## ZU ERLEDIGEN
A – Wann begann Marina laut dem Textauszug ihre Flucht?
B – Prüfen Sie anhand des Textauszugs, ob die folgenden Aussagen zutreffen: (i) Die Ukrainerinnen haben Tomaten in Blumenkästen im Hinterhof des Hotels gepflanzt. (ii) Marina möchte nach dem Krieg nicht mehr in der Reifenfirma arbeiten. (iii) Marinas Tochter hat ihre Ausbildung zur Krankenschwester abgebrochen.

::: TEXTAUSZUG :::

Trotzdem arbeiten sie und die anderen Frauen daran, in dem Hotel und ihrem neuen Wohnort „anzukommen“ und sich heimisch zu fühlen. „Wir haben schon ein wenig Gemüse angepflanzt. Die erste Zucchini ist schon zu sehen“, berichtet Ekaterina, die in ihrem Heimatort auf einem Bauernhof mit großem Garten und vielen Tieren gelebt hat. Neben Zucchini haben die Ukrainerinnen Tomaten und sogar Peperoni in mehrere Blumenkästen gepflanzt, die im Hinterhof des Hotels stehen. Zuhause arbeitete sie als Köchin in einer Mensa und in Sehnde hat sie bereits in einem Restaurant in der Nähe gekocht. „Der Betreiber des Restaurants würde sie gern einstellen“, sagt Sozialarbeiterin Elena Tschertkow, die die Geflüchteten betreut.
Marina* arbeitete vor dem Krieg in einer Reifenfirma, im Einkauf und Vertrieb. „Es war ein guter Job, ich möchte nach dem Krieg wieder dort arbeiten“, sagt die 38-Jährige. Sie kommt aus dem Osten der Ukraine, die Firma ist jetzt geschlossen. Ihr Heimatort wurde von der russischen Armee bombardiert, zahlreiche Häuser getroffen. Auch den örtlichen Flughafen und andere Infrastruktur hat die Armee angegriffen und zerstört. „Es war einfach ein Schock – ich habe niemals geglaubt, dass so etwas in der heutigen Zeit nochmal passieren könnte“, sagt sie über die Invasion.
Am 20. März trat sie die Flucht mit ihren beiden Kindern an. Mit dem Bus fuhren sie zur ukrainischen Grenze, die sie dann zu Fuß überquerten, um wiederum mit dem Bus nach Berlin zu fahren. Von dort aus wurden sie ins niedersächsische Auffanglager Bramsche gebracht, dann ging es nach Hannover und später nach Sehnde. „Es ist in erster Linie schön, in Sicherheit zu sein“, sagt Marina. Sie habe sich in der Unterkunft auch schon gut eingelebt. Sie und die anderen Bewohnerinnen seien eine gute Gemeinschaft. Man unterstütze sich gegenseitig bei allem, auch bei der Betreuung der Kinder. Ihr Sohn besucht mittlerweile die KGS Sehnde. „Er fühlt sich sehr wohl und geht hier gern zur Schule“, berichtet sie. Ihre 18-jährige Tochter macht eine Ausbildung zur Krankenschwester, die sie derzeit von hier aus online fortsetzen kann.

::: ROHDATEN :::

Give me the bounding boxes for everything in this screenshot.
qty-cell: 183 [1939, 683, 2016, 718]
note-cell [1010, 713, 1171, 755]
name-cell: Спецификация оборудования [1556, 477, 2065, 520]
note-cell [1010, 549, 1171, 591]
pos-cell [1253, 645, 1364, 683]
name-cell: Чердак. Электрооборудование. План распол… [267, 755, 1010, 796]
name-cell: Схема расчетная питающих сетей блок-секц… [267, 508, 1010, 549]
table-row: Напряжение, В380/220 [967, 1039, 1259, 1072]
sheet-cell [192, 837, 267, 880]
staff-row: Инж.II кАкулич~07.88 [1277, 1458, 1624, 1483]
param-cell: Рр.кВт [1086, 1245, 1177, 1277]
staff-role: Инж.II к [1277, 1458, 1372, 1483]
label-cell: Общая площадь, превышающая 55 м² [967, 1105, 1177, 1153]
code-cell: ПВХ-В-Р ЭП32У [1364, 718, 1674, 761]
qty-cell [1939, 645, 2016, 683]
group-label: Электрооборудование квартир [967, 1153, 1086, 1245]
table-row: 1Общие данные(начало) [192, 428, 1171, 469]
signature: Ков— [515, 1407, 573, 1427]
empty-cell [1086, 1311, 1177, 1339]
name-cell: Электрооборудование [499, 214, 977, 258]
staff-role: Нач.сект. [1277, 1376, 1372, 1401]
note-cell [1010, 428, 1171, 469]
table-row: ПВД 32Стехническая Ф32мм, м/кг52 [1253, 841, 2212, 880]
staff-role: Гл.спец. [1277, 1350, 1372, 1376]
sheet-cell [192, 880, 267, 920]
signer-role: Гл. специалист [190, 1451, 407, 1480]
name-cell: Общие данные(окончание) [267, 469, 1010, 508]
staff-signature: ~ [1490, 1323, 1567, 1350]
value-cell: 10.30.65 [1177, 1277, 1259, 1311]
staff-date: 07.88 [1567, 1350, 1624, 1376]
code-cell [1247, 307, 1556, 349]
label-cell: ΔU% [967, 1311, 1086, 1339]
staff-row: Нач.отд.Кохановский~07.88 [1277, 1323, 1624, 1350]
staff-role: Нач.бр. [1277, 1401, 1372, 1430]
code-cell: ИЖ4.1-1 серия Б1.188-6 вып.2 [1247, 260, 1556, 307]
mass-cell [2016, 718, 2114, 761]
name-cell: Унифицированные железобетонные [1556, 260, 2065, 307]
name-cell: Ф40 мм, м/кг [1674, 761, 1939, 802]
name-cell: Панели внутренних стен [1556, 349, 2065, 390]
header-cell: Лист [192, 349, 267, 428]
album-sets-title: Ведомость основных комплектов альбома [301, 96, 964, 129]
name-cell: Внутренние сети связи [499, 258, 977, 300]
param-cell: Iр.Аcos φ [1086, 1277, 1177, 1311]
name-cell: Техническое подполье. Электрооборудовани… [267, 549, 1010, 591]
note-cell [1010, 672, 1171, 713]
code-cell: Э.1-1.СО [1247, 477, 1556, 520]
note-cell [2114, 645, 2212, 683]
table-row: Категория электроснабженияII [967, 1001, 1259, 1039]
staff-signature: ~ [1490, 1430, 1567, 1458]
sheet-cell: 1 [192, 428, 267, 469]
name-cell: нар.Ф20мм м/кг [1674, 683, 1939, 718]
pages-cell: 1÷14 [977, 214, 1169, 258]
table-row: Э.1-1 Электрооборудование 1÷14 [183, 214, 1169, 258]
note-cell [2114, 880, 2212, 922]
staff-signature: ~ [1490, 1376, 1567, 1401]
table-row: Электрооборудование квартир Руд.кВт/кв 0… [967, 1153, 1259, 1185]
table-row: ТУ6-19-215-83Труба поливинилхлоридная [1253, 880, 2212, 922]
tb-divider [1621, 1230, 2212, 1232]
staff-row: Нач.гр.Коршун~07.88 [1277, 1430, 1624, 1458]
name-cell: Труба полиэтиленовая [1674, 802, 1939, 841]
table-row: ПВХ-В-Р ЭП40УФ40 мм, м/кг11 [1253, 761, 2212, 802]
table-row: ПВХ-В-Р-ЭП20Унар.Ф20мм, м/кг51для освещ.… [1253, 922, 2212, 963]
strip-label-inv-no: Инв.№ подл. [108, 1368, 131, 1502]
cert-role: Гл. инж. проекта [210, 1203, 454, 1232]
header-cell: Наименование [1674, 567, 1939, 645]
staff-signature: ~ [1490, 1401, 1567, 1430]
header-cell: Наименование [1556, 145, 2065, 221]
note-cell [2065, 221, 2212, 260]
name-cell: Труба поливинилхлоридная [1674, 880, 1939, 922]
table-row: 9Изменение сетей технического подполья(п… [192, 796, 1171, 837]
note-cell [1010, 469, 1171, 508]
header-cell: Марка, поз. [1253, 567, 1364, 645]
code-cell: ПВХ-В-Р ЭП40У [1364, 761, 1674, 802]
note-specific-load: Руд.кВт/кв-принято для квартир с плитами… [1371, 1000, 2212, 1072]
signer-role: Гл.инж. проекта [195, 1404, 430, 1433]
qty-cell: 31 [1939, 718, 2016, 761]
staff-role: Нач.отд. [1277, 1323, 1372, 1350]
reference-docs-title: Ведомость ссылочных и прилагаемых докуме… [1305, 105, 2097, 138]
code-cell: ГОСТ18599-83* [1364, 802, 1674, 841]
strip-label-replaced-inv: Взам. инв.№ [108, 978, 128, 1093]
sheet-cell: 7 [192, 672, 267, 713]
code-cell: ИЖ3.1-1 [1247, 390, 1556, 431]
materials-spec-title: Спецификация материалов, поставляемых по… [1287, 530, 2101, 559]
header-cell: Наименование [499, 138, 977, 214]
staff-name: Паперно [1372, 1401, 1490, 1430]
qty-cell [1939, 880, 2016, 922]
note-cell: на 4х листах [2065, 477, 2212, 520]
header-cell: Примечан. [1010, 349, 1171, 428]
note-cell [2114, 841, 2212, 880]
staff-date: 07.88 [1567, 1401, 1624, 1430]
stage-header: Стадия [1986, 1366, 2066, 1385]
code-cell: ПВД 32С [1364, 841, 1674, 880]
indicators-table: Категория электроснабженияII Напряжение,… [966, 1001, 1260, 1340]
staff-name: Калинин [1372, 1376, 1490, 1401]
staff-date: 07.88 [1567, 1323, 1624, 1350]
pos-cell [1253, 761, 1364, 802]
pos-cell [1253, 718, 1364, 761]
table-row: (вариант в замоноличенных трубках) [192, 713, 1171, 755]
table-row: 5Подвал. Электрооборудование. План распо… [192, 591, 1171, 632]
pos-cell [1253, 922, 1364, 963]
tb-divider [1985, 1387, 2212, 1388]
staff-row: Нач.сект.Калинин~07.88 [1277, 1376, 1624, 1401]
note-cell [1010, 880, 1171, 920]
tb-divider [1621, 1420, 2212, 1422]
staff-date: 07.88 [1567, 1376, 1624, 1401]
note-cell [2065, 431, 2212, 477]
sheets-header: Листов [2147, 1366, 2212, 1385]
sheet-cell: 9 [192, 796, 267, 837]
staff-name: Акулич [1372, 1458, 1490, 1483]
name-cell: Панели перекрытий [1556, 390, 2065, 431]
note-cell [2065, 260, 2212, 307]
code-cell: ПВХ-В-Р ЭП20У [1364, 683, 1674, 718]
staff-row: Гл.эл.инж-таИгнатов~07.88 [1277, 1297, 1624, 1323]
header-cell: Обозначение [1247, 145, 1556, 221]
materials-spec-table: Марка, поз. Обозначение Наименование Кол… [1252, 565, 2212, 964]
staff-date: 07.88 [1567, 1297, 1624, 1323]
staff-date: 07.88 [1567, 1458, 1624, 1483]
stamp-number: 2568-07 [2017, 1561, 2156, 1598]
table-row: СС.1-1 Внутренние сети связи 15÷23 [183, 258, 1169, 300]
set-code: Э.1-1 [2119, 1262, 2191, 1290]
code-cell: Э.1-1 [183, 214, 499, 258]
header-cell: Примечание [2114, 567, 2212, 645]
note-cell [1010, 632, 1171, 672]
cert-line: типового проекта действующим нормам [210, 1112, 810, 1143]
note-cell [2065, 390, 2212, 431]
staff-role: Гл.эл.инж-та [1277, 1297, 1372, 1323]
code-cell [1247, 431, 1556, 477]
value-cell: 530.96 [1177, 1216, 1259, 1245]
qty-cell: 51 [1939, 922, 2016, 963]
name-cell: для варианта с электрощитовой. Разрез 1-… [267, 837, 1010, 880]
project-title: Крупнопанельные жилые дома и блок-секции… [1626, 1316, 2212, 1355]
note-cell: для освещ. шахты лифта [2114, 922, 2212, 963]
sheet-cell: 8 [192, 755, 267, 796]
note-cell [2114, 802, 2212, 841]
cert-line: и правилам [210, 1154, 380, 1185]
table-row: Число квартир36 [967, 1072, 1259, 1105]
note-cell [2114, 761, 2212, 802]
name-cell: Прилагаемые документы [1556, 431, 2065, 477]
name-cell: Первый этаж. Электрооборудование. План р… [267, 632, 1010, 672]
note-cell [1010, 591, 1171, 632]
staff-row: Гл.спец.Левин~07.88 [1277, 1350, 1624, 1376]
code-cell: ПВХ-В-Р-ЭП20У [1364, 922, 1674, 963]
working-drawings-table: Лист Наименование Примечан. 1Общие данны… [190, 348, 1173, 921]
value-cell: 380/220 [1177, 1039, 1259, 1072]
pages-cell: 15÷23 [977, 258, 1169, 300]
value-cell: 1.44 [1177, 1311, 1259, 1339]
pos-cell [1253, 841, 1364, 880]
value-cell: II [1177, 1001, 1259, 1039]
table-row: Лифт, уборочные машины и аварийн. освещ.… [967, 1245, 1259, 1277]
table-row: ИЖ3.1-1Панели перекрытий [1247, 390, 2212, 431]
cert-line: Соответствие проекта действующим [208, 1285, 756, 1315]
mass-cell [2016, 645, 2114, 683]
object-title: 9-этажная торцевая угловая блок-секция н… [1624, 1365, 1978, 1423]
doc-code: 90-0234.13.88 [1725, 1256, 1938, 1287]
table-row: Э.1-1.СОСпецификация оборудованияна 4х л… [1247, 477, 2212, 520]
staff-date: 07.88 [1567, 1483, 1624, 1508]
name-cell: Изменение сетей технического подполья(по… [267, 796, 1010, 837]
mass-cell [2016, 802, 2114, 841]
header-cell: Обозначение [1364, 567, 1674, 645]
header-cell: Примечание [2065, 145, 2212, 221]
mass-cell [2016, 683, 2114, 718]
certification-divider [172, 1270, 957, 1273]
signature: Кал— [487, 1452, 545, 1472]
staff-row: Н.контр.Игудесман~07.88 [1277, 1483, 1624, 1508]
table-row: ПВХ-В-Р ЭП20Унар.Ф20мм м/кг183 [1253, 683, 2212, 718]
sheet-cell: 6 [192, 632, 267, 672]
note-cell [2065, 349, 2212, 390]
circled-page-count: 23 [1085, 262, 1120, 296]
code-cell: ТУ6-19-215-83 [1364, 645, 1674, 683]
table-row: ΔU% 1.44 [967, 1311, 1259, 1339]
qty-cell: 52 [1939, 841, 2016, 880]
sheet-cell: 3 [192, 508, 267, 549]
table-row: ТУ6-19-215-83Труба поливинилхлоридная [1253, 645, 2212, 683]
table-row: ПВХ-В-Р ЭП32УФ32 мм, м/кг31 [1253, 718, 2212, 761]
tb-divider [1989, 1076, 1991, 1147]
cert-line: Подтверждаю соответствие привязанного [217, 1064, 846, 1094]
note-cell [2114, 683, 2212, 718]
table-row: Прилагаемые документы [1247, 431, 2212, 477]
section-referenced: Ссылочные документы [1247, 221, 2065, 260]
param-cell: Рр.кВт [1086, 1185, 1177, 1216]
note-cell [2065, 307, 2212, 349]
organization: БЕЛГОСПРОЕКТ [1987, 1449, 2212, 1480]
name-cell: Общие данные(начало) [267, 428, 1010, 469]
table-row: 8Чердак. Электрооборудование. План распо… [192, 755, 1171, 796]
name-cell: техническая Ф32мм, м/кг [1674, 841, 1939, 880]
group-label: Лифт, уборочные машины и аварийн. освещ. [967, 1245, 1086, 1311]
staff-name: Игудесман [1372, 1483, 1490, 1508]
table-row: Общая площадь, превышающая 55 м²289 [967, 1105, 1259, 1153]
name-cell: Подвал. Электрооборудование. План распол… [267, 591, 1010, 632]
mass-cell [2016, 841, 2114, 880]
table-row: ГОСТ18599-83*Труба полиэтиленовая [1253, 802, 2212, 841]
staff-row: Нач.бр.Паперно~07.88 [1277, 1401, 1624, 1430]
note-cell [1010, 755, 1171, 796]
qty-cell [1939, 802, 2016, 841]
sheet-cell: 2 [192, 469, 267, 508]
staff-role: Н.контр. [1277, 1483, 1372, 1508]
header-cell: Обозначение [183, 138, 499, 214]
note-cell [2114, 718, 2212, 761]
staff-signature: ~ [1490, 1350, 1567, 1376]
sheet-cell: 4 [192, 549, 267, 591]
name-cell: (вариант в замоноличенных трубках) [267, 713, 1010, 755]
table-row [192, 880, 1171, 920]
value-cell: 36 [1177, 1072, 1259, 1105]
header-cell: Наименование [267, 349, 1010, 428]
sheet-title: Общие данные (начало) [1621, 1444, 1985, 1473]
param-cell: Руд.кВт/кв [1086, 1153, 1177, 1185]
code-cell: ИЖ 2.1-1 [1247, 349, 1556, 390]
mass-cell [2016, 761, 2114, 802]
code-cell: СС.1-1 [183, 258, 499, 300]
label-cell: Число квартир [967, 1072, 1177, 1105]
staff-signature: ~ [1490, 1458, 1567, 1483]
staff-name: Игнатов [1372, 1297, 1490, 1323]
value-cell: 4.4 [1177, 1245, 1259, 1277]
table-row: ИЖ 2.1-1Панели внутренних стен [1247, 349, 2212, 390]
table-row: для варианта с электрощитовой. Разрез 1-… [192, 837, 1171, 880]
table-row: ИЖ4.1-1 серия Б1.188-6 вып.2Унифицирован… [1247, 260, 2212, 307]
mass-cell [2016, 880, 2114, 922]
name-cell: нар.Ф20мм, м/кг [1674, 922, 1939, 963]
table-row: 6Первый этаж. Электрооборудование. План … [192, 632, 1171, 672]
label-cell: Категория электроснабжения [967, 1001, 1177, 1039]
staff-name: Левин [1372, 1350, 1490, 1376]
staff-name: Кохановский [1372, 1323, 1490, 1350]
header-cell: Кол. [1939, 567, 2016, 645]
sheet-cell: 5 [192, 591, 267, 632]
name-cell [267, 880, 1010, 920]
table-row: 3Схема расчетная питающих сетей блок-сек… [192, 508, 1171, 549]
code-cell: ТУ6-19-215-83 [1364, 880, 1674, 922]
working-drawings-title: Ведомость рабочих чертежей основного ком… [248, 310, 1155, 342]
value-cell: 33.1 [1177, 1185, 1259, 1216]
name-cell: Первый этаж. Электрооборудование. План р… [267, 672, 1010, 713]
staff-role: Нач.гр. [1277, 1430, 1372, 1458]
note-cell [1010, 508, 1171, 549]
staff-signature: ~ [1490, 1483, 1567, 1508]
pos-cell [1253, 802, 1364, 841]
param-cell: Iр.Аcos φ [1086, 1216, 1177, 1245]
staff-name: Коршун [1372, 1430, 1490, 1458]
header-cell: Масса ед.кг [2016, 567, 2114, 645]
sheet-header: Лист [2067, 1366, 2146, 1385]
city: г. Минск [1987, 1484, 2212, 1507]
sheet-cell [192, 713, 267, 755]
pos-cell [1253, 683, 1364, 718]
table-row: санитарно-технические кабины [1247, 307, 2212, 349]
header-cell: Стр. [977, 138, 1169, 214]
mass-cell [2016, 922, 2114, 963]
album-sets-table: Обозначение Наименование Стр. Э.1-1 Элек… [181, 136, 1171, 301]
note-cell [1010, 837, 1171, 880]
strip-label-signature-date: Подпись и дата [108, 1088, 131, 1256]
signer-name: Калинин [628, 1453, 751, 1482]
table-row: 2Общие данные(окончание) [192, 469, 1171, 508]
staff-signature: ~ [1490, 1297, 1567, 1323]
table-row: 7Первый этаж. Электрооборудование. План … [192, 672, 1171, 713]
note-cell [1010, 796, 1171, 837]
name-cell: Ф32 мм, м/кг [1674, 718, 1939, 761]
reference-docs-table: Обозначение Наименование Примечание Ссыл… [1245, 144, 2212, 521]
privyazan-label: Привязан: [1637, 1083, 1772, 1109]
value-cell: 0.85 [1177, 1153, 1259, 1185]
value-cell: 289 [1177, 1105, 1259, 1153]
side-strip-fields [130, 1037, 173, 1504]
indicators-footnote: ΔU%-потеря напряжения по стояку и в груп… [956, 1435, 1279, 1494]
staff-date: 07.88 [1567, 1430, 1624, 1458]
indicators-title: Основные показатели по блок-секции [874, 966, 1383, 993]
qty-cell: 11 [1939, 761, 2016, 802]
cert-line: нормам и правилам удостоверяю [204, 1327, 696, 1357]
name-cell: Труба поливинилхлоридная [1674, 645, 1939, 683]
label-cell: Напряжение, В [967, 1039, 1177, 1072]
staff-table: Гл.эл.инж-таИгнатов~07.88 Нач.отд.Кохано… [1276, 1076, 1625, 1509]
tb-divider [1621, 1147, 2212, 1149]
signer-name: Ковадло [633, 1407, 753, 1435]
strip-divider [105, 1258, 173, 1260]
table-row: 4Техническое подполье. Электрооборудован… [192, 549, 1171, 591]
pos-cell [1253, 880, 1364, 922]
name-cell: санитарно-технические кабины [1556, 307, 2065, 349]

:::

## ANTWORTEN IN REIHENFOLGE
A – Am 20. März, zusammen mit ihren beiden Kindern.

B –
(i) Ja: „Neben Zucchini haben die Ukrainerinnen Tomaten und sogar Peperoni in mehrere Blumenkästen gepflanzt, die im Hinterhof des Hotels stehen.“
(ii) Nein: „ich möchte nach dem Krieg wieder dort arbeiten“
(iii) Nein: „die sie derzeit von hier aus online fortsetzen kann“